[Extracted records]
= = =
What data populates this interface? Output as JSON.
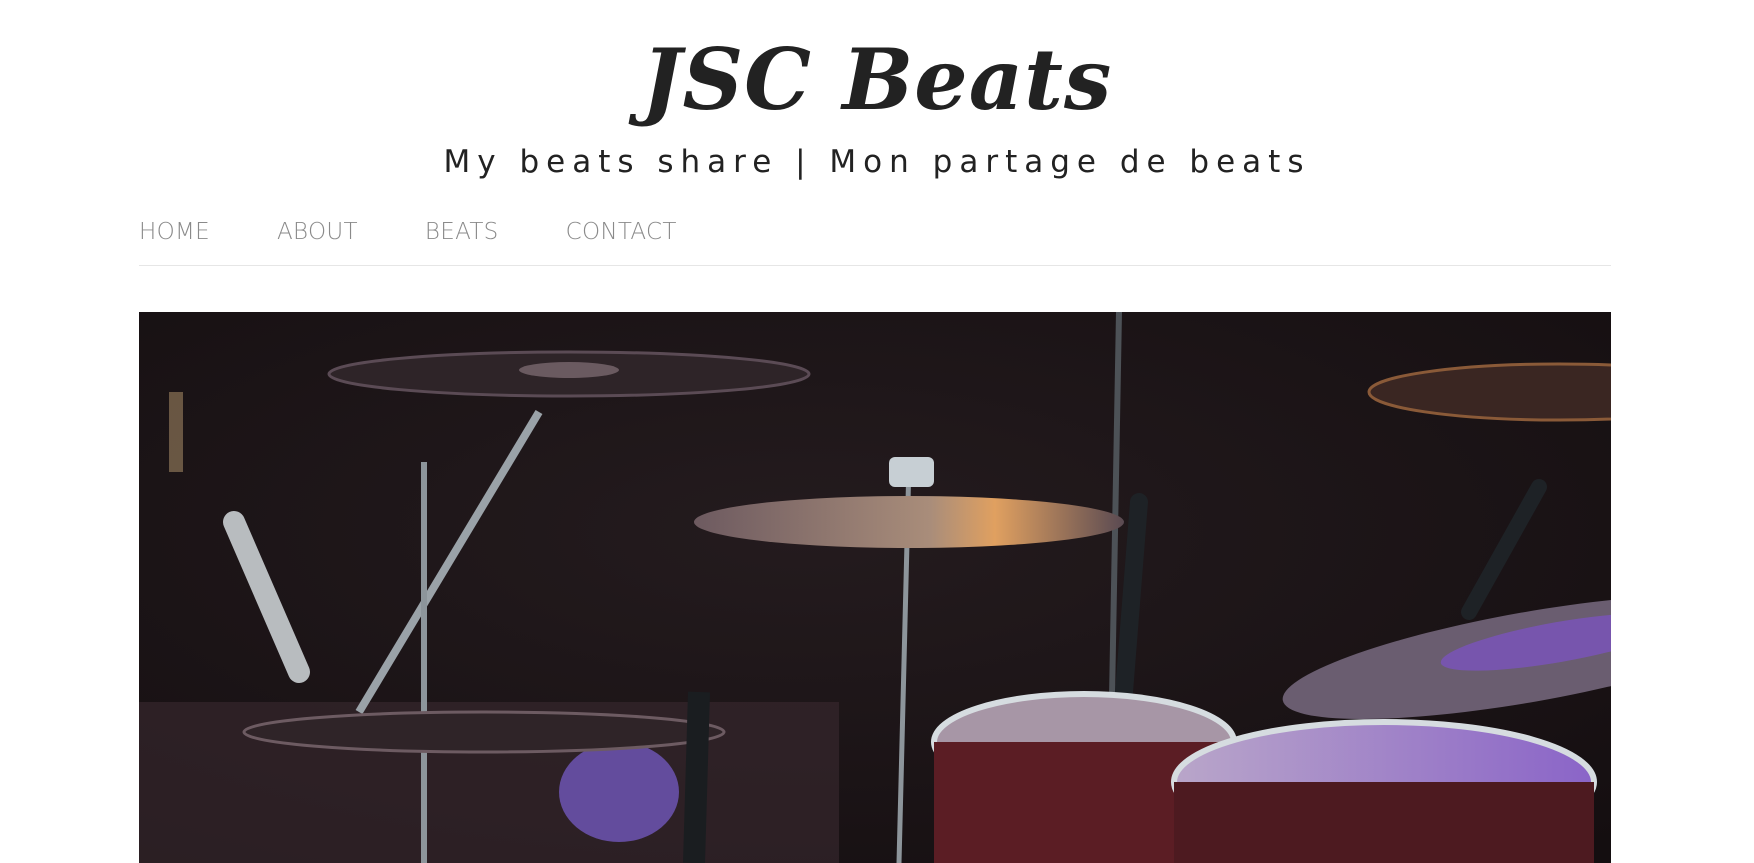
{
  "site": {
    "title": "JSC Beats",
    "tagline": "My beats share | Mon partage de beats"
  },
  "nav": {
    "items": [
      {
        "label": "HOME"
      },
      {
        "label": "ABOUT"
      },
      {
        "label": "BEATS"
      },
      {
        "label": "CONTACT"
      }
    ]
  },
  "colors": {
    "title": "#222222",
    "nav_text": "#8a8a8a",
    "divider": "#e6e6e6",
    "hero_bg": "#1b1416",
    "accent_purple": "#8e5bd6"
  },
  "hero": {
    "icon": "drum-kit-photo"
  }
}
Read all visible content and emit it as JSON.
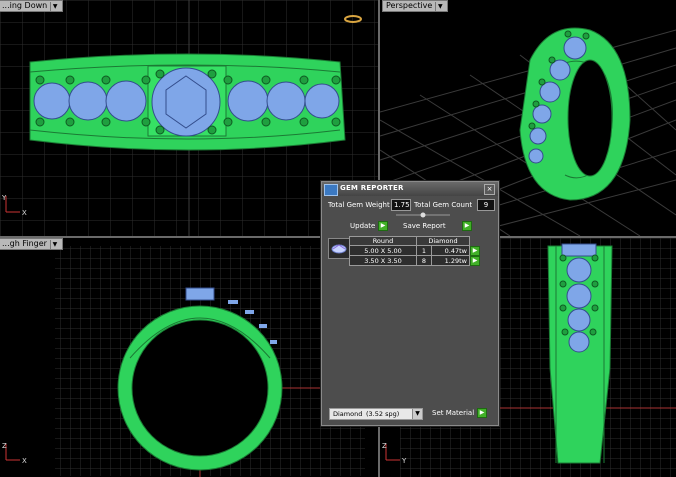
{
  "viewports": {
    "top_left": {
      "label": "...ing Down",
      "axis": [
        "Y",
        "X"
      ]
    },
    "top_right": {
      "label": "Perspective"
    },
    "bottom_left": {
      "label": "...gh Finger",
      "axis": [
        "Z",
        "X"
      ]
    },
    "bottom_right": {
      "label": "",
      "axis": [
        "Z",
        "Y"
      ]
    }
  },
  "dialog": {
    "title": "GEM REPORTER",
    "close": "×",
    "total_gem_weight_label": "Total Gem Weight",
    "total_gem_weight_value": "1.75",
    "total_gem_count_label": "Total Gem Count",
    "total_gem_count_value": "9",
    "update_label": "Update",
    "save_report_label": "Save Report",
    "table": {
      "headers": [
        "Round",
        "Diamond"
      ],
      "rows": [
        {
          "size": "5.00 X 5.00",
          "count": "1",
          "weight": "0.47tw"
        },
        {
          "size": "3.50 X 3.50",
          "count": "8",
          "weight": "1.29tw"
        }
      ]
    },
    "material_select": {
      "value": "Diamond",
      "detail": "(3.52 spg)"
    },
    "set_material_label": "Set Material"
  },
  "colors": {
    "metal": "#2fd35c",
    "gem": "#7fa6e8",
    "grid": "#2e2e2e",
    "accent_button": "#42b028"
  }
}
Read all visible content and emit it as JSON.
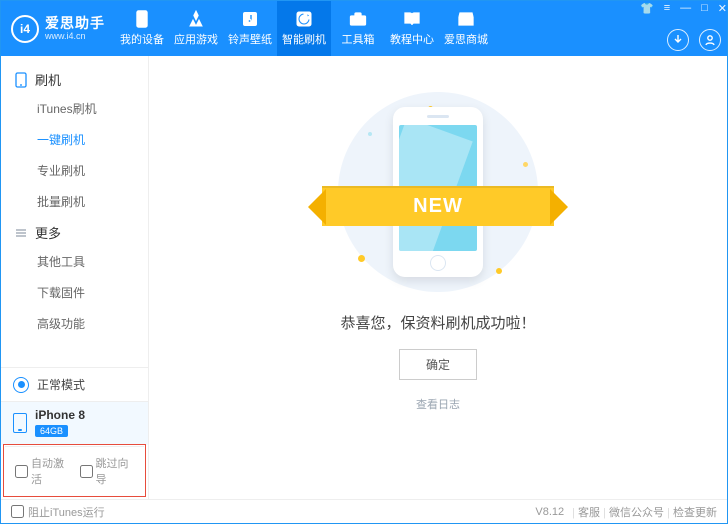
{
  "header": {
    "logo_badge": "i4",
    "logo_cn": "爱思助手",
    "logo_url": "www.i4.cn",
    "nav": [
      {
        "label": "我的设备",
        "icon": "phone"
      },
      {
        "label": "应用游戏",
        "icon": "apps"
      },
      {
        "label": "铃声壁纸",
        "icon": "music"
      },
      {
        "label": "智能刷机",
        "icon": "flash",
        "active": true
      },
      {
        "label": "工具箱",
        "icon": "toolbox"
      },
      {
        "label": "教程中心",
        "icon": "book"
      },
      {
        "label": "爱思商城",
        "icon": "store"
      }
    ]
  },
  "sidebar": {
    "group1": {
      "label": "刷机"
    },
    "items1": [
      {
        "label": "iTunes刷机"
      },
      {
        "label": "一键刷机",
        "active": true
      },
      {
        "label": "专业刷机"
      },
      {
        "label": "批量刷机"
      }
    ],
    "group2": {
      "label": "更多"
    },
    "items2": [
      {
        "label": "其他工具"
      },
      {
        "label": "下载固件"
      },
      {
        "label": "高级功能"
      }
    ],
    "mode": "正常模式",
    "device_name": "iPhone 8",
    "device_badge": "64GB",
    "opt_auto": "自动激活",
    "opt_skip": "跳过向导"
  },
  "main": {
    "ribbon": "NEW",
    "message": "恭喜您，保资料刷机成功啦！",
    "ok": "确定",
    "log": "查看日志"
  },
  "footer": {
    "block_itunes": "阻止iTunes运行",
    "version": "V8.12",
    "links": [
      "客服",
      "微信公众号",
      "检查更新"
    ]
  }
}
= = =
* What you need to do *
Leave out the pictures and repeat everything else in the records exactly.

* Correct result *
What data populates this interface? Output as JSON.
{
  "site": {
    "title": "JSC Beats",
    "tagline": "My beats share | Mon partage de beats"
  },
  "nav": {
    "items": [
      {
        "label": "HOME"
      },
      {
        "label": "ABOUT"
      },
      {
        "label": "BEATS"
      },
      {
        "label": "CONTACT"
      }
    ]
  },
  "colors": {
    "title": "#222222",
    "nav_text": "#8a8a8a",
    "divider": "#e6e6e6",
    "hero_bg": "#1b1416",
    "accent_purple": "#8e5bd6"
  },
  "hero": {
    "icon": "drum-kit-photo"
  }
}
Read all visible content and emit it as JSON.
{
  "viewports": {
    "top_left": {
      "label": "...ing Down",
      "axis": [
        "Y",
        "X"
      ]
    },
    "top_right": {
      "label": "Perspective"
    },
    "bottom_left": {
      "label": "...gh Finger",
      "axis": [
        "Z",
        "X"
      ]
    },
    "bottom_right": {
      "label": "",
      "axis": [
        "Z",
        "Y"
      ]
    }
  },
  "dialog": {
    "title": "GEM REPORTER",
    "close": "×",
    "total_gem_weight_label": "Total Gem Weight",
    "total_gem_weight_value": "1.75",
    "total_gem_count_label": "Total Gem Count",
    "total_gem_count_value": "9",
    "update_label": "Update",
    "save_report_label": "Save Report",
    "table": {
      "headers": [
        "Round",
        "Diamond"
      ],
      "rows": [
        {
          "size": "5.00 X 5.00",
          "count": "1",
          "weight": "0.47tw"
        },
        {
          "size": "3.50 X 3.50",
          "count": "8",
          "weight": "1.29tw"
        }
      ]
    },
    "material_select": {
      "value": "Diamond",
      "detail": "(3.52 spg)"
    },
    "set_material_label": "Set Material"
  },
  "colors": {
    "metal": "#2fd35c",
    "gem": "#7fa6e8",
    "grid": "#2e2e2e",
    "accent_button": "#42b028"
  }
}
Read all visible content and emit it as JSON.
{
  "header": {
    "logo_badge": "i4",
    "logo_cn": "爱思助手",
    "logo_url": "www.i4.cn",
    "nav": [
      {
        "label": "我的设备",
        "icon": "phone"
      },
      {
        "label": "应用游戏",
        "icon": "apps"
      },
      {
        "label": "铃声壁纸",
        "icon": "music"
      },
      {
        "label": "智能刷机",
        "icon": "flash",
        "active": true
      },
      {
        "label": "工具箱",
        "icon": "toolbox"
      },
      {
        "label": "教程中心",
        "icon": "book"
      },
      {
        "label": "爱思商城",
        "icon": "store"
      }
    ]
  },
  "sidebar": {
    "group1": {
      "label": "刷机"
    },
    "items1": [
      {
        "label": "iTunes刷机"
      },
      {
        "label": "一键刷机",
        "active": true
      },
      {
        "label": "专业刷机"
      },
      {
        "label": "批量刷机"
      }
    ],
    "group2": {
      "label": "更多"
    },
    "items2": [
      {
        "label": "其他工具"
      },
      {
        "label": "下载固件"
      },
      {
        "label": "高级功能"
      }
    ],
    "mode": "正常模式",
    "device_name": "iPhone 8",
    "device_badge": "64GB",
    "opt_auto": "自动激活",
    "opt_skip": "跳过向导"
  },
  "main": {
    "ribbon": "NEW",
    "message": "恭喜您，保资料刷机成功啦！",
    "ok": "确定",
    "log": "查看日志"
  },
  "footer": {
    "block_itunes": "阻止iTunes运行",
    "version": "V8.12",
    "links": [
      "客服",
      "微信公众号",
      "检查更新"
    ]
  }
}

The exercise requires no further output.